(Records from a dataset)

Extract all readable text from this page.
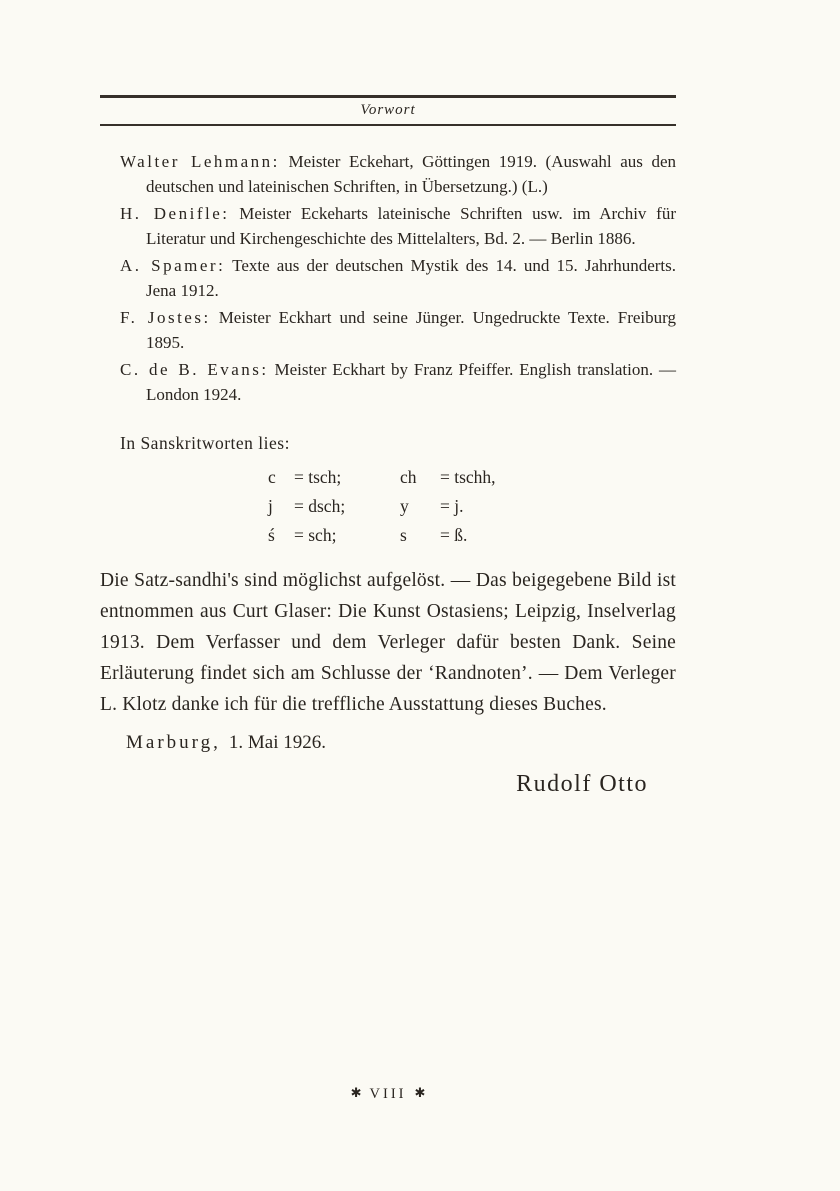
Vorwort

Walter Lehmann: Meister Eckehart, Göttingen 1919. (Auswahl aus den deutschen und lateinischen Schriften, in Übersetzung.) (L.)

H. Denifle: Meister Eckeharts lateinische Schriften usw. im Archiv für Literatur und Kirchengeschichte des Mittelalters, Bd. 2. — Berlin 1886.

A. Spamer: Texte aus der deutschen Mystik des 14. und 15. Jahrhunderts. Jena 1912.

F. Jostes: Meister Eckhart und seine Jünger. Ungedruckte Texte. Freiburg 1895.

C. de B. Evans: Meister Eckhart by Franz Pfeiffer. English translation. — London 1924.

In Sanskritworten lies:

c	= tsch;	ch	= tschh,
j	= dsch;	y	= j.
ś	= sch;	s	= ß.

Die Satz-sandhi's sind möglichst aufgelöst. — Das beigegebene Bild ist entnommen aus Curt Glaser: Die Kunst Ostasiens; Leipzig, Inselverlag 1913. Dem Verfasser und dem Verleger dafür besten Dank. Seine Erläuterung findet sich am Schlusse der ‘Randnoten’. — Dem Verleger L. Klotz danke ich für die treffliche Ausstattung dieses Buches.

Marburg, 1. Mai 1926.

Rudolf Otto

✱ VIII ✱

--

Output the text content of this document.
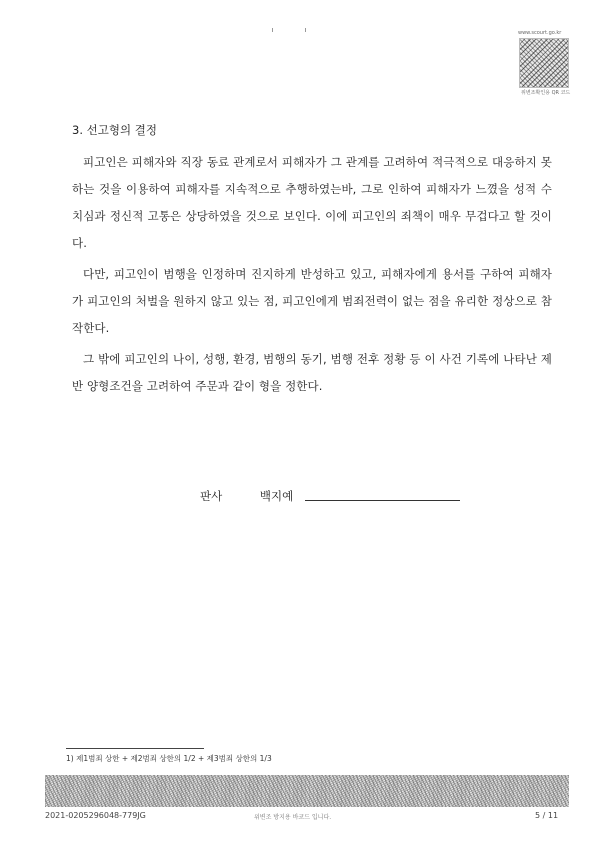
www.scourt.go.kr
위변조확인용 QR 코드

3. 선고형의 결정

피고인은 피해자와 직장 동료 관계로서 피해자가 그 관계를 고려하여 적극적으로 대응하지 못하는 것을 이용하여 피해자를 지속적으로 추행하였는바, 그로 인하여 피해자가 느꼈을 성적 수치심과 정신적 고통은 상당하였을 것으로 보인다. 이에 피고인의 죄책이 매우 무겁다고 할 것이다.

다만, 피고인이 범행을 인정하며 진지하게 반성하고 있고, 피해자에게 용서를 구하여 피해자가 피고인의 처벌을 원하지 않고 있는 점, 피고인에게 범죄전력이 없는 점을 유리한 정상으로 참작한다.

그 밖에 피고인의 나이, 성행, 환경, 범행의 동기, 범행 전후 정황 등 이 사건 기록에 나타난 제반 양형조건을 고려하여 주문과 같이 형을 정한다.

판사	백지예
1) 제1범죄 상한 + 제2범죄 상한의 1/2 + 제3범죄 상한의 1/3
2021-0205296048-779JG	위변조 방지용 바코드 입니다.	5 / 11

## THE TASK
Looking at the material above, count the lines containing the string "deutschen" and reply with the count alone.

## FINISHED EXERCISE
2